* Start DATA ENTRIES *

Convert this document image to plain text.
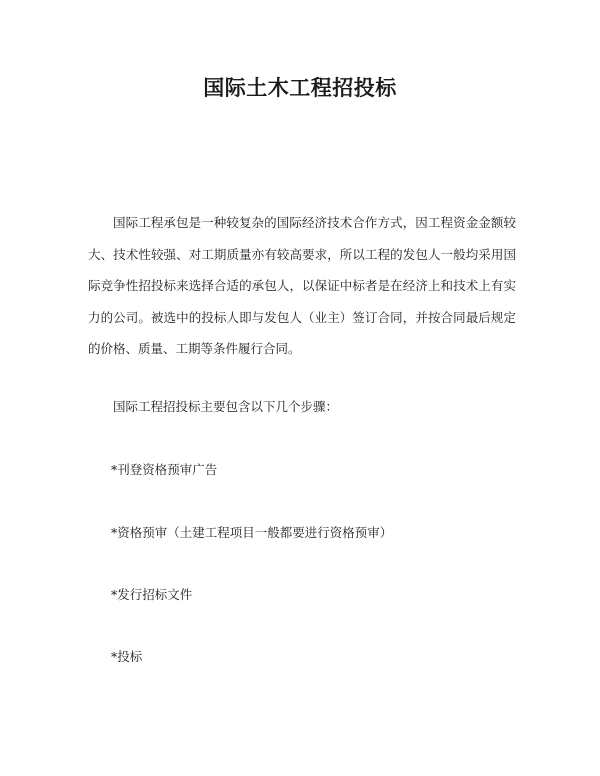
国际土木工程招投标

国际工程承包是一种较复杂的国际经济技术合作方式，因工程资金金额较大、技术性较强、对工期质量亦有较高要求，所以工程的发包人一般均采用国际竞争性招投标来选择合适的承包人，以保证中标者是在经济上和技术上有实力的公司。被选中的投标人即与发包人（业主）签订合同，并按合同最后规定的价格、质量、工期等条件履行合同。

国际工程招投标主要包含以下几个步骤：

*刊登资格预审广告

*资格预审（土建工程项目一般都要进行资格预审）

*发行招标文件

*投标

* End DATA ENTRIES *
* Start DATA ENTRIES *

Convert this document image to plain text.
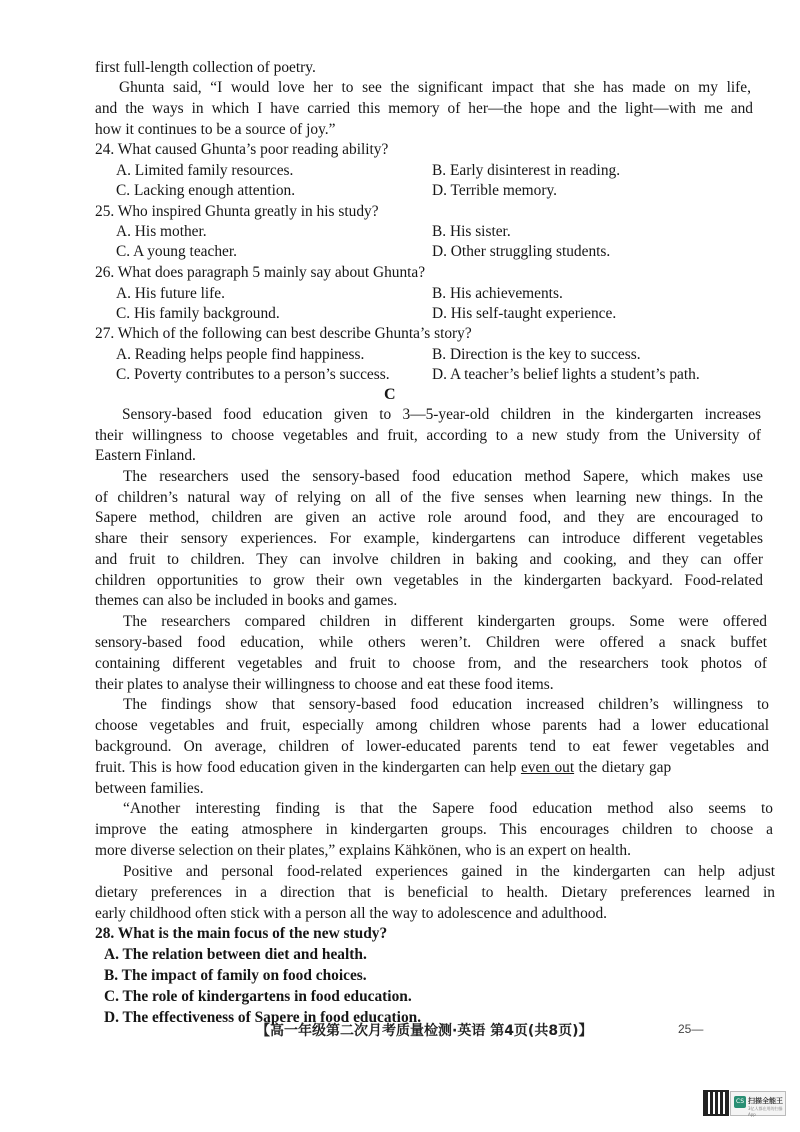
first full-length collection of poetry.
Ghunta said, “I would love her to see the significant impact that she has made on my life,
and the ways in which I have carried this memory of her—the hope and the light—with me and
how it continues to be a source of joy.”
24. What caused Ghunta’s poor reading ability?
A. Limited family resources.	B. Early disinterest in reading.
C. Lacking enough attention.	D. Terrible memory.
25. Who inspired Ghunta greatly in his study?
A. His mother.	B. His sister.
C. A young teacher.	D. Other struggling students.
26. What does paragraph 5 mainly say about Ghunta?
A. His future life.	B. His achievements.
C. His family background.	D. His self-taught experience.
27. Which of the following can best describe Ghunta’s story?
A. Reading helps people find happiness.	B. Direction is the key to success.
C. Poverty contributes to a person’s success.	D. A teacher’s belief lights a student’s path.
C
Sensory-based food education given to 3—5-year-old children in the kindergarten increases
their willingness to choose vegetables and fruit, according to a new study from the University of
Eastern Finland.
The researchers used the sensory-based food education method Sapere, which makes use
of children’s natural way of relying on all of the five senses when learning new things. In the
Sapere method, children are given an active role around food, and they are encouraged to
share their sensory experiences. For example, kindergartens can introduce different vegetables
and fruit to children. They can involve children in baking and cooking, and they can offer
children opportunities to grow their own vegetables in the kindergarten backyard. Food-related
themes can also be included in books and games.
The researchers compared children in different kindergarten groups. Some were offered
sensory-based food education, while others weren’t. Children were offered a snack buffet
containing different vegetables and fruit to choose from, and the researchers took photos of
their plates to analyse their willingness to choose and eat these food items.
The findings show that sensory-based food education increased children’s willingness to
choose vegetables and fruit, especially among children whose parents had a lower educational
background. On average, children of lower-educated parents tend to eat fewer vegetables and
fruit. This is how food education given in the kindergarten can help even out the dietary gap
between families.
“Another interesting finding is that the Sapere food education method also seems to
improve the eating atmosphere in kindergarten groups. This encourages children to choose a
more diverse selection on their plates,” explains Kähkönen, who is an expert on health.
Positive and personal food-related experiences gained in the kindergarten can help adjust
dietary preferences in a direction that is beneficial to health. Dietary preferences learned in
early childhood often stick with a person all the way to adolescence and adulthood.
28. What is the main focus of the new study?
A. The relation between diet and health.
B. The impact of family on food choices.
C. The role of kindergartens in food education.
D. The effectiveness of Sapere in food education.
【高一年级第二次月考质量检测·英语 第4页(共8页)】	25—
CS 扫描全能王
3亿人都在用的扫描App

* End DATA ENTRIES *

## TASK BRIEF
Output a single number: how many lines contain the word "groups".

## RESPONSE TO THIS EXERCISE
2